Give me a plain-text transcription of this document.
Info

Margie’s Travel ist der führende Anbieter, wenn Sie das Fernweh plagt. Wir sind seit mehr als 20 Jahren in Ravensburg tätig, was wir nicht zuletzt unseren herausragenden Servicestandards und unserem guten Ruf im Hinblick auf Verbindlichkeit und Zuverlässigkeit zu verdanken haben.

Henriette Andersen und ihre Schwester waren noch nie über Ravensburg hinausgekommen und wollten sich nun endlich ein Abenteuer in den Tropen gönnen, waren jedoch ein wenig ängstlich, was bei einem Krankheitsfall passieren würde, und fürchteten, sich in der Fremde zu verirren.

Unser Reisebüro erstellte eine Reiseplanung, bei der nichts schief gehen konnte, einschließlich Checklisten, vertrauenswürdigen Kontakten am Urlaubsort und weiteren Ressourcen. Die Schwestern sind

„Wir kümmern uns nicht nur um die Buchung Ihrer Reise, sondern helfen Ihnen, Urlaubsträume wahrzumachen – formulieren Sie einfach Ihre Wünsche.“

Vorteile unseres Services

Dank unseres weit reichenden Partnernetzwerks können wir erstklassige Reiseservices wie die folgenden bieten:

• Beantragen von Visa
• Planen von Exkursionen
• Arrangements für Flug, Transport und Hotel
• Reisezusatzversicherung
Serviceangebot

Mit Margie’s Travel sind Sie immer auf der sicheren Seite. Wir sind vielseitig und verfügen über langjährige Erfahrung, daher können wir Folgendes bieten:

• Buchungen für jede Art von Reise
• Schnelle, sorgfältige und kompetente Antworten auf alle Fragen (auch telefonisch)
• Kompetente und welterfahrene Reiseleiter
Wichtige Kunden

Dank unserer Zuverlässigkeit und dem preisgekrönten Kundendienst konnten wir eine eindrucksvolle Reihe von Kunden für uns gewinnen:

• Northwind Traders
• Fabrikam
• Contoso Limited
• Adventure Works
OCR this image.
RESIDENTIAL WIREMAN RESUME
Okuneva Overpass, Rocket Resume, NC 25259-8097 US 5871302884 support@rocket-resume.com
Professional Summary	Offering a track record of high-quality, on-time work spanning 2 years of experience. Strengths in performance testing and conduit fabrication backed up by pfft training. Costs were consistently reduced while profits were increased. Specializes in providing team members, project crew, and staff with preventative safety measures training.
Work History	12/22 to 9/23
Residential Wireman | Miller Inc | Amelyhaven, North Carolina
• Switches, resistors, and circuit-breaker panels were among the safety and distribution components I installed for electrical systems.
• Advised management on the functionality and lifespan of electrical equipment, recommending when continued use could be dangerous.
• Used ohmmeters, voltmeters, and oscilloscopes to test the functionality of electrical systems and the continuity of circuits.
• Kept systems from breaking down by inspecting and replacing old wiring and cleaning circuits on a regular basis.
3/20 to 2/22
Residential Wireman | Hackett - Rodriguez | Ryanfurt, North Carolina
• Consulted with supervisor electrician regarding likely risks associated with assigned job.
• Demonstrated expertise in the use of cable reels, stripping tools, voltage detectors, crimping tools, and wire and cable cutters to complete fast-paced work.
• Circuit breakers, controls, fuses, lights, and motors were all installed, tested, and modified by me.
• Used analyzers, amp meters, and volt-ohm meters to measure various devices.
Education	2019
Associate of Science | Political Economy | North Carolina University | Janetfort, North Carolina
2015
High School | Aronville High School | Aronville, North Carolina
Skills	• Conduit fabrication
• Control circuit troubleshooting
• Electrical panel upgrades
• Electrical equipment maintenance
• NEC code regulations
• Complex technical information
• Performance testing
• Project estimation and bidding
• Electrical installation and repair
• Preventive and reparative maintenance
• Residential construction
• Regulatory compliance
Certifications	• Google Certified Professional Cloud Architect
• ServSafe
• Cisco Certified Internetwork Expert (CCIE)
------------
→ **Challenge**: Output the records exactly, including every line.

→ **Reply**:
Give me a plain-text transcription of this document.
Info

Margie’s Travel ist der führende Anbieter, wenn Sie das Fernweh plagt. Wir sind seit mehr als 20 Jahren in Ravensburg tätig, was wir nicht zuletzt unseren herausragenden Servicestandards und unserem guten Ruf im Hinblick auf Verbindlichkeit und Zuverlässigkeit zu verdanken haben.

Henriette Andersen und ihre Schwester waren noch nie über Ravensburg hinausgekommen und wollten sich nun endlich ein Abenteuer in den Tropen gönnen, waren jedoch ein wenig ängstlich, was bei einem Krankheitsfall passieren würde, und fürchteten, sich in der Fremde zu verirren.

Unser Reisebüro erstellte eine Reiseplanung, bei der nichts schief gehen konnte, einschließlich Checklisten, vertrauenswürdigen Kontakten am Urlaubsort und weiteren Ressourcen. Die Schwestern sind

„Wir kümmern uns nicht nur um die Buchung Ihrer Reise, sondern helfen Ihnen, Urlaubsträume wahrzumachen – formulieren Sie einfach Ihre Wünsche.“

Vorteile unseres Services

Dank unseres weit reichenden Partnernetzwerks können wir erstklassige Reiseservices wie die folgenden bieten:

• Beantragen von Visa
• Planen von Exkursionen
• Arrangements für Flug, Transport und Hotel
• Reisezusatzversicherung
Serviceangebot

Mit Margie’s Travel sind Sie immer auf der sicheren Seite. Wir sind vielseitig und verfügen über langjährige Erfahrung, daher können wir Folgendes bieten:

• Buchungen für jede Art von Reise
• Schnelle, sorgfältige und kompetente Antworten auf alle Fragen (auch telefonisch)
• Kompetente und welterfahrene Reiseleiter
Wichtige Kunden

Dank unserer Zuverlässigkeit und dem preisgekrönten Kundendienst konnten wir eine eindrucksvolle Reihe von Kunden für uns gewinnen:

• Northwind Traders
• Fabrikam
• Contoso Limited
• Adventure Works
OCR this image.
RESIDENTIAL WIREMAN RESUME
Okuneva Overpass, Rocket Resume, NC 25259-8097 US 5871302884 support@rocket-resume.com
Professional Summary	Offering a track record of high-quality, on-time work spanning 2 years of experience. Strengths in performance testing and conduit fabrication backed up by pfft training. Costs were consistently reduced while profits were increased. Specializes in providing team members, project crew, and staff with preventative safety measures training.
Work History	12/22 to 9/23
Residential Wireman | Miller Inc | Amelyhaven, North Carolina
• Switches, resistors, and circuit-breaker panels were among the safety and distribution components I installed for electrical systems.
• Advised management on the functionality and lifespan of electrical equipment, recommending when continued use could be dangerous.
• Used ohmmeters, voltmeters, and oscilloscopes to test the functionality of electrical systems and the continuity of circuits.
• Kept systems from breaking down by inspecting and replacing old wiring and cleaning circuits on a regular basis.
3/20 to 2/22
Residential Wireman | Hackett - Rodriguez | Ryanfurt, North Carolina
• Consulted with supervisor electrician regarding likely risks associated with assigned job.
• Demonstrated expertise in the use of cable reels, stripping tools, voltage detectors, crimping tools, and wire and cable cutters to complete fast-paced work.
• Circuit breakers, controls, fuses, lights, and motors were all installed, tested, and modified by me.
• Used analyzers, amp meters, and volt-ohm meters to measure various devices.
Education	2019
Associate of Science | Political Economy | North Carolina University | Janetfort, North Carolina
2015
High School | Aronville High School | Aronville, North Carolina
Skills	• Conduit fabrication
• Control circuit troubleshooting
• Electrical panel upgrades
• Electrical equipment maintenance
• NEC code regulations
• Complex technical information
• Performance testing
• Project estimation and bidding
• Electrical installation and repair
• Preventive and reparative maintenance
• Residential construction
• Regulatory compliance
Certifications	• Google Certified Professional Cloud Architect
• ServSafe
• Cisco Certified Internetwork Expert (CCIE)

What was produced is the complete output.